(Stored records)
= = = = = = =
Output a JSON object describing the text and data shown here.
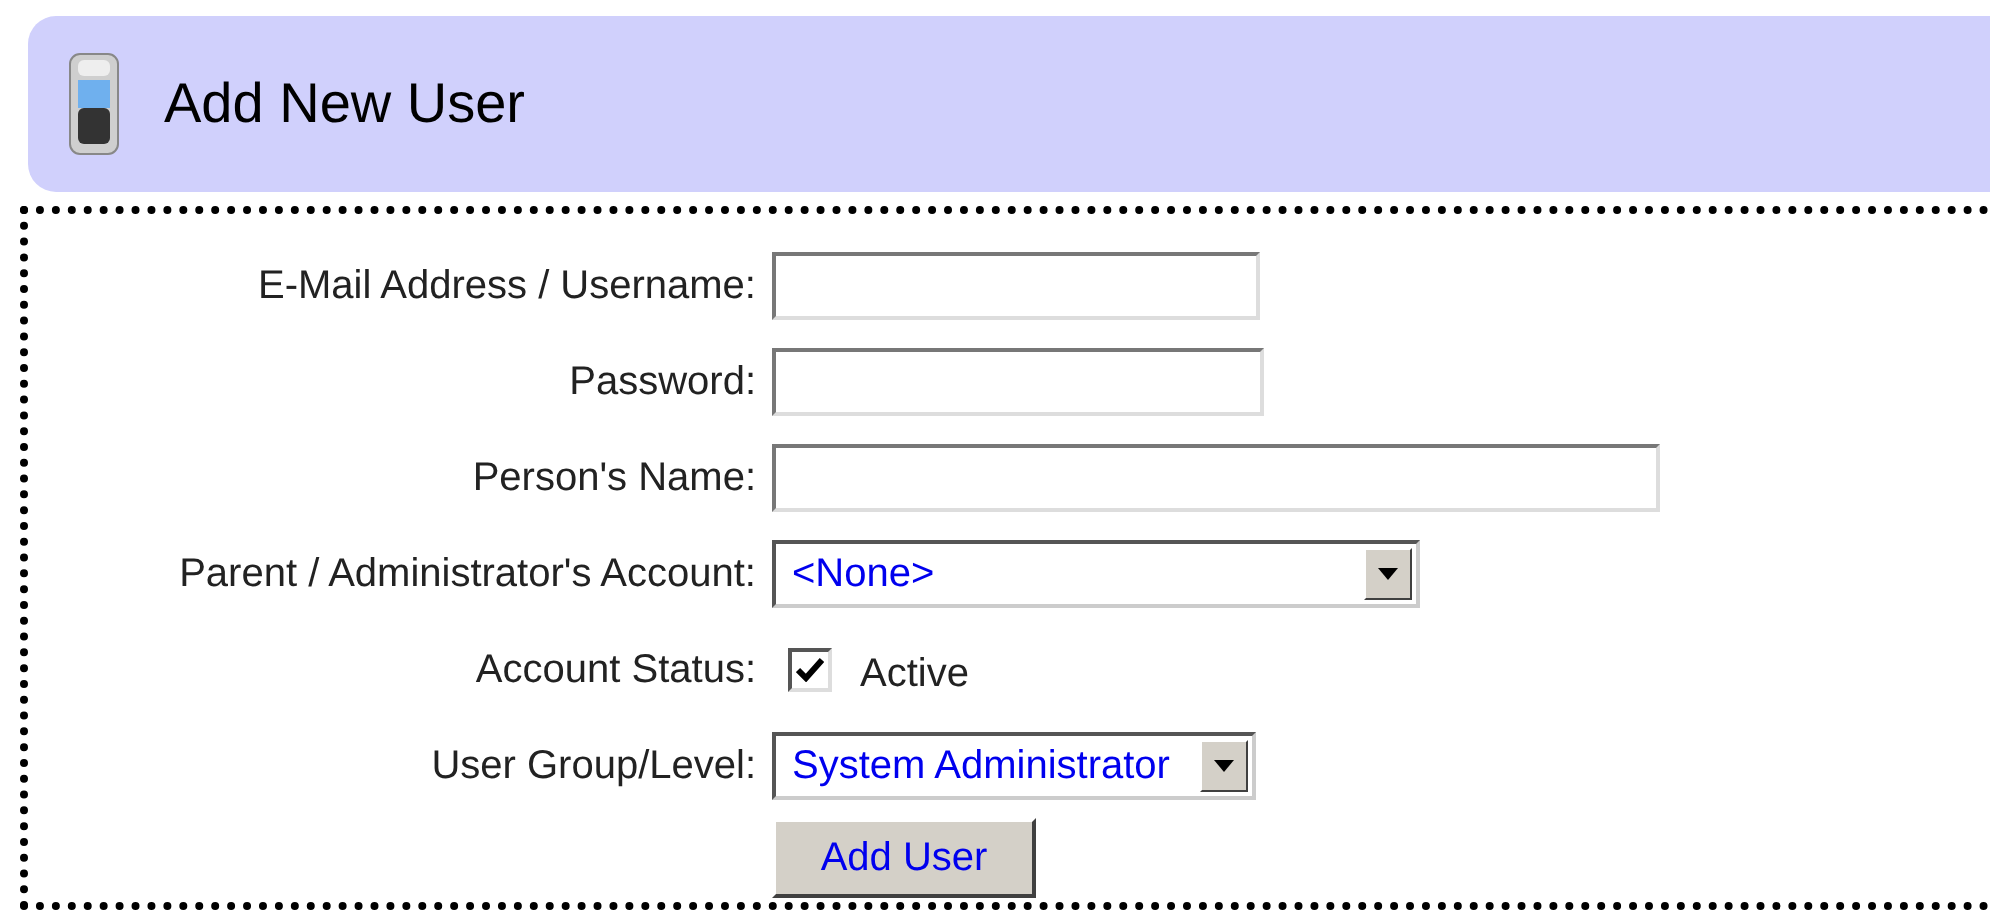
{
  "header": {
    "title": "Add New User"
  },
  "fields": [
    {
      "kind": "text",
      "label": "E-Mail Address / Username:"
    },
    {
      "kind": "text",
      "label": "Password:"
    },
    {
      "kind": "text",
      "label": "Person's Name:"
    },
    {
      "kind": "select",
      "label": "Parent / Administrator's Account:",
      "value": "<None>"
    },
    {
      "kind": "checkbox",
      "label": "Account Status:",
      "option": "Active",
      "checked": true
    },
    {
      "kind": "select",
      "label": "User Group/Level:",
      "value": "System Administrator"
    }
  ],
  "submit": {
    "label": "Add User"
  }
}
= = = = = = =
Leave the images out and output the remaining material exactly as it stands.

Solution to the problem:
Output a JSON object describing the text and data shown here.
{
  "header": {
    "title": "Add New User"
  },
  "fields": [
    {
      "kind": "text",
      "label": "E-Mail Address / Username:"
    },
    {
      "kind": "text",
      "label": "Password:"
    },
    {
      "kind": "text",
      "label": "Person's Name:"
    },
    {
      "kind": "select",
      "label": "Parent / Administrator's Account:",
      "value": "<None>"
    },
    {
      "kind": "checkbox",
      "label": "Account Status:",
      "option": "Active",
      "checked": true
    },
    {
      "kind": "select",
      "label": "User Group/Level:",
      "value": "System Administrator"
    }
  ],
  "submit": {
    "label": "Add User"
  }
}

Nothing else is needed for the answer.